[begin DATASET ENTRIES]

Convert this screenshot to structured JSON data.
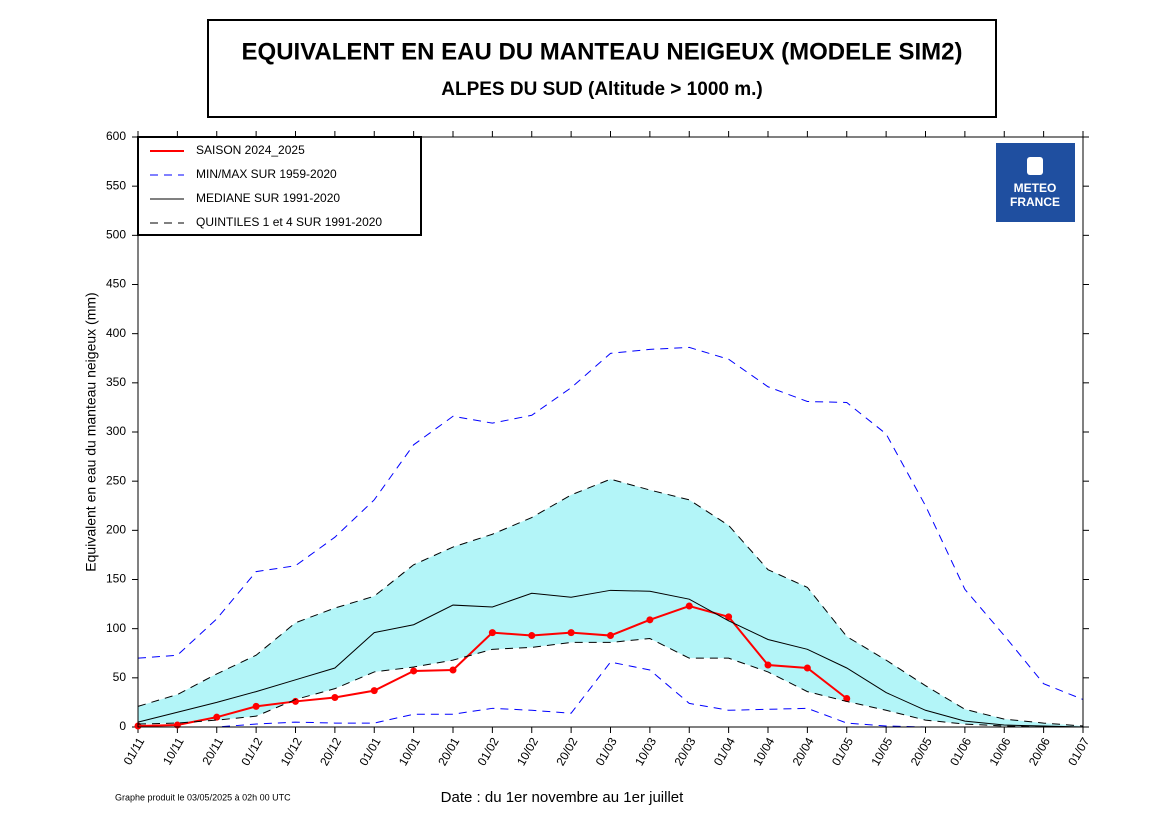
{
  "chart_data": {
    "type": "line",
    "title": "EQUIVALENT EN EAU DU MANTEAU NEIGEUX (MODELE SIM2)",
    "subtitle": "ALPES DU SUD (Altitude > 1000 m.)",
    "y_label": "Equivalent en eau du manteau neigeux (mm)",
    "x_label": "Date : du 1er novembre au 1er juillet",
    "footer": "Graphe produit le 03/05/2025 à 02h 00 UTC",
    "logo": [
      "METEO",
      "FRANCE"
    ],
    "categories": [
      "01/11",
      "10/11",
      "20/11",
      "01/12",
      "10/12",
      "20/12",
      "01/01",
      "10/01",
      "20/01",
      "01/02",
      "10/02",
      "20/02",
      "01/03",
      "10/03",
      "20/03",
      "01/04",
      "10/04",
      "20/04",
      "01/05",
      "10/05",
      "20/05",
      "01/06",
      "10/06",
      "20/06",
      "01/07"
    ],
    "ylim": [
      0,
      600
    ],
    "yticks": [
      0,
      50,
      100,
      150,
      200,
      250,
      300,
      350,
      400,
      450,
      500,
      550,
      600
    ],
    "fill_between": [
      4,
      5
    ],
    "fill_color": "#b3f5f8",
    "legend": "upper left",
    "series": [
      {
        "name": "SAISON 2024_2025",
        "color": "#ff0000",
        "markers": true,
        "width": 2,
        "values": [
          1,
          2,
          10,
          21,
          26,
          30,
          37,
          57,
          58,
          96,
          93,
          96,
          93,
          109,
          123,
          112,
          63,
          60,
          29,
          null,
          null,
          null,
          null,
          null,
          null
        ]
      },
      {
        "name": "MIN/MAX SUR 1959-2020",
        "color": "#0000ff",
        "dash": true,
        "width": 1,
        "values": [
          70,
          73,
          110,
          158,
          164,
          193,
          231,
          287,
          316,
          309,
          317,
          345,
          380,
          384,
          386,
          374,
          346,
          331,
          330,
          298,
          225,
          140,
          93,
          44,
          28
        ]
      },
      {
        "color": "#0000ff",
        "dash": true,
        "width": 1,
        "values": [
          0,
          0,
          0,
          3,
          5,
          4,
          4,
          13,
          13,
          19,
          17,
          14,
          66,
          58,
          24,
          17,
          18,
          19,
          4,
          1,
          0,
          0,
          0,
          0,
          0
        ]
      },
      {
        "name": "MEDIANE SUR 1991-2020",
        "color": "#000000",
        "width": 1,
        "values": [
          5,
          15,
          25,
          36,
          48,
          60,
          96,
          104,
          124,
          122,
          136,
          132,
          139,
          138,
          130,
          108,
          89,
          79,
          60,
          35,
          17,
          6,
          2,
          1,
          0
        ]
      },
      {
        "name": "QUINTILES 1 et 4 SUR 1991-2020",
        "color": "#000000",
        "dash": true,
        "width": 1,
        "values": [
          21,
          33,
          54,
          73,
          106,
          121,
          133,
          165,
          183,
          196,
          213,
          236,
          252,
          241,
          231,
          205,
          160,
          142,
          92,
          68,
          42,
          18,
          8,
          4,
          1
        ]
      },
      {
        "color": "#000000",
        "dash": true,
        "width": 1,
        "values": [
          3,
          4,
          7,
          11,
          28,
          39,
          56,
          61,
          68,
          79,
          81,
          86,
          86,
          90,
          70,
          70,
          56,
          36,
          26,
          17,
          7,
          3,
          1,
          0,
          0
        ]
      }
    ]
  }
}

[end DATASET ENTRIES]

▸ OBJECTIVE: In the records above, locate each line with the word "name". Copy all such lines.

▸ RIGHT ANSWER:
        "name": "SAISON 2024_2025",
        "name": "MIN/MAX SUR 1959-2020",
        "name": "MEDIANE SUR 1991-2020",
        "name": "QUINTILES 1 et 4 SUR 1991-2020",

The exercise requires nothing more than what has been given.